━━ Data listing
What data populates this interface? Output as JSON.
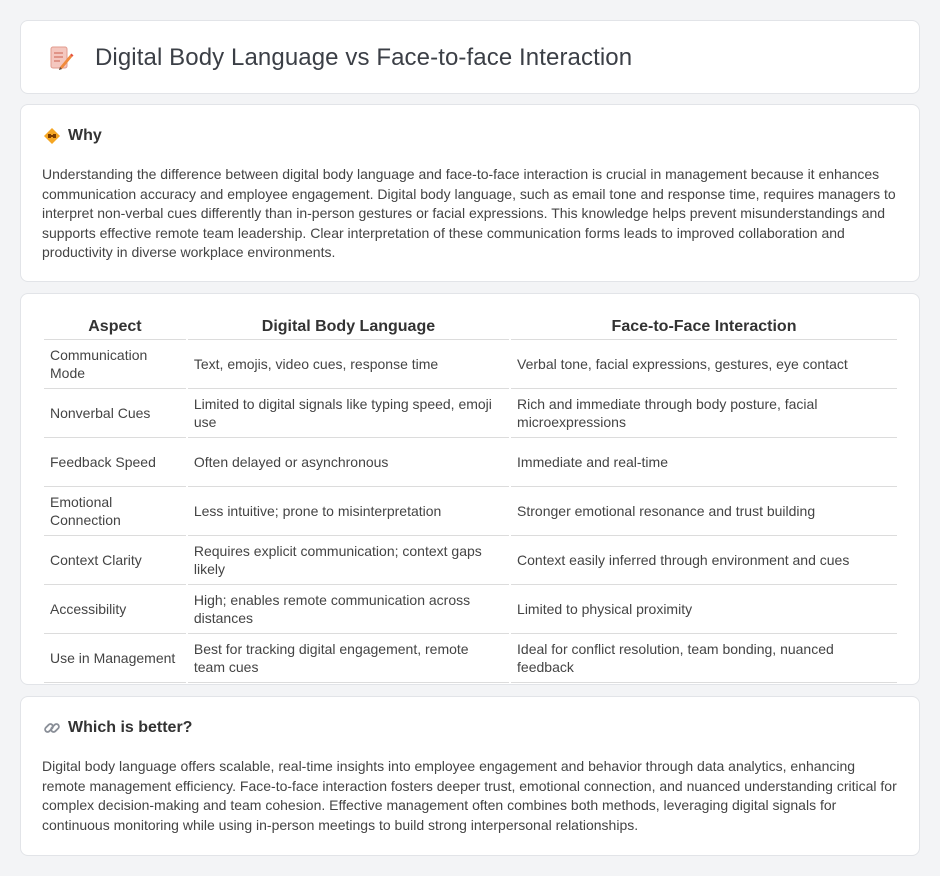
{
  "header": {
    "title": "Digital Body Language vs Face-to-face Interaction",
    "icon": "document-pencil-icon"
  },
  "why": {
    "heading": "Why",
    "icon": "diamond-signpost-icon",
    "text": "Understanding the difference between digital body language and face-to-face interaction is crucial in management because it enhances communication accuracy and employee engagement. Digital body language, such as email tone and response time, requires managers to interpret non-verbal cues differently than in-person gestures or facial expressions. This knowledge helps prevent misunderstandings and supports effective remote team leadership. Clear interpretation of these communication forms leads to improved collaboration and productivity in diverse workplace environments."
  },
  "comparison": {
    "headers": [
      "Aspect",
      "Digital Body Language",
      "Face-to-Face Interaction"
    ],
    "rows": [
      [
        "Communication Mode",
        "Text, emojis, video cues, response time",
        "Verbal tone, facial expressions, gestures, eye contact"
      ],
      [
        "Nonverbal Cues",
        "Limited to digital signals like typing speed, emoji use",
        "Rich and immediate through body posture, facial microexpressions"
      ],
      [
        "Feedback Speed",
        "Often delayed or asynchronous",
        "Immediate and real-time"
      ],
      [
        "Emotional Connection",
        "Less intuitive; prone to misinterpretation",
        "Stronger emotional resonance and trust building"
      ],
      [
        "Context Clarity",
        "Requires explicit communication; context gaps likely",
        "Context easily inferred through environment and cues"
      ],
      [
        "Accessibility",
        "High; enables remote communication across distances",
        "Limited to physical proximity"
      ],
      [
        "Use in Management",
        "Best for tracking digital engagement, remote team cues",
        "Ideal for conflict resolution, team bonding, nuanced feedback"
      ]
    ]
  },
  "better": {
    "heading": "Which is better?",
    "icon": "link-icon",
    "text": "Digital body language offers scalable, real-time insights into employee engagement and behavior through data analytics, enhancing remote management efficiency. Face-to-face interaction fosters deeper trust, emotional connection, and nuanced understanding critical for complex decision-making and team cohesion. Effective management often combines both methods, leveraging digital signals for continuous monitoring while using in-person meetings to build strong interpersonal relationships."
  },
  "colors": {
    "background": "#f3f4f6",
    "card": "#ffffff",
    "border": "#e2e4e8",
    "text": "#444444"
  }
}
━━━━
- [Challenge]:
Look through the entries above; copy every line holding the string "heading".

- [Response]:
    "heading": "Why",
    "heading": "Which is better?",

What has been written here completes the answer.